[START OF Exercise inputs]

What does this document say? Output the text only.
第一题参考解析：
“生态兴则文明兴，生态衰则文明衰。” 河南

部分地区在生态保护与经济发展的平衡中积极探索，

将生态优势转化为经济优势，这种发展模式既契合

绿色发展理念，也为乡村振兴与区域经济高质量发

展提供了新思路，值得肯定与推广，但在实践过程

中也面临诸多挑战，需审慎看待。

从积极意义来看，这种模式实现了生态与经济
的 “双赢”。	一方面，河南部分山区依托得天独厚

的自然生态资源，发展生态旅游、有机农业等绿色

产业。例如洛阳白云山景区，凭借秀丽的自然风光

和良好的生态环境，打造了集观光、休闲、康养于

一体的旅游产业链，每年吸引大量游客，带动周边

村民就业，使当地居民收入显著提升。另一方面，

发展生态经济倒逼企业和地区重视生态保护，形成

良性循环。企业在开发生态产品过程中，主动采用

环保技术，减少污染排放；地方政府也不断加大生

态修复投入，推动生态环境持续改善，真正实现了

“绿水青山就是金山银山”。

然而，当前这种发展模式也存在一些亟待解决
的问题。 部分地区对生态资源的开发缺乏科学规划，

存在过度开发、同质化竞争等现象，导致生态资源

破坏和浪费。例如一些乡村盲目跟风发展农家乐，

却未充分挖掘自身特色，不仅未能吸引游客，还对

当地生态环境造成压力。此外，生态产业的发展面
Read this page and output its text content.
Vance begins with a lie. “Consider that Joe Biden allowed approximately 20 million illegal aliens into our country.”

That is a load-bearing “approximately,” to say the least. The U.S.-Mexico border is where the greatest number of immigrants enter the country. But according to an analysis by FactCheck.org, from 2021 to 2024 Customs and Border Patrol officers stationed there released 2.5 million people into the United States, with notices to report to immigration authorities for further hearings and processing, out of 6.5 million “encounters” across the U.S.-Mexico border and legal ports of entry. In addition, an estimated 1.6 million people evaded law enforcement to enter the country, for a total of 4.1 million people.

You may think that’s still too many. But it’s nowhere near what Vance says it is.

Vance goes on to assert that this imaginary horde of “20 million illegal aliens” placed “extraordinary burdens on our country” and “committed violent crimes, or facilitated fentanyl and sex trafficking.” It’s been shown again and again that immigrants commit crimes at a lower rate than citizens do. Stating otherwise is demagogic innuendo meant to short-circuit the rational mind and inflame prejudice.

[END OF Exercise inputs]

Write the listing out again, exactly as shown above.

-- Full answer --
What does this document say? Output the text only.
第一题参考解析：
“生态兴则文明兴，生态衰则文明衰。” 河南

部分地区在生态保护与经济发展的平衡中积极探索，

将生态优势转化为经济优势，这种发展模式既契合

绿色发展理念，也为乡村振兴与区域经济高质量发

展提供了新思路，值得肯定与推广，但在实践过程

中也面临诸多挑战，需审慎看待。

从积极意义来看，这种模式实现了生态与经济
的 “双赢”。	一方面，河南部分山区依托得天独厚

的自然生态资源，发展生态旅游、有机农业等绿色

产业。例如洛阳白云山景区，凭借秀丽的自然风光

和良好的生态环境，打造了集观光、休闲、康养于

一体的旅游产业链，每年吸引大量游客，带动周边

村民就业，使当地居民收入显著提升。另一方面，

发展生态经济倒逼企业和地区重视生态保护，形成

良性循环。企业在开发生态产品过程中，主动采用

环保技术，减少污染排放；地方政府也不断加大生

态修复投入，推动生态环境持续改善，真正实现了

“绿水青山就是金山银山”。

然而，当前这种发展模式也存在一些亟待解决
的问题。 部分地区对生态资源的开发缺乏科学规划，

存在过度开发、同质化竞争等现象，导致生态资源

破坏和浪费。例如一些乡村盲目跟风发展农家乐，

却未充分挖掘自身特色，不仅未能吸引游客，还对

当地生态环境造成压力。此外，生态产业的发展面
Read this page and output its text content.
Vance begins with a lie. “Consider that Joe Biden allowed approximately 20 million illegal aliens into our country.”

That is a load-bearing “approximately,” to say the least. The U.S.-Mexico border is where the greatest number of immigrants enter the country. But according to an analysis by FactCheck.org, from 2021 to 2024 Customs and Border Patrol officers stationed there released 2.5 million people into the United States, with notices to report to immigration authorities for further hearings and processing, out of 6.5 million “encounters” across the U.S.-Mexico border and legal ports of entry. In addition, an estimated 1.6 million people evaded law enforcement to enter the country, for a total of 4.1 million people.

You may think that’s still too many. But it’s nowhere near what Vance says it is.

Vance goes on to assert that this imaginary horde of “20 million illegal aliens” placed “extraordinary burdens on our country” and “committed violent crimes, or facilitated fentanyl and sex trafficking.” It’s been shown again and again that immigrants commit crimes at a lower rate than citizens do. Stating otherwise is demagogic innuendo meant to short-circuit the rational mind and inflame prejudice.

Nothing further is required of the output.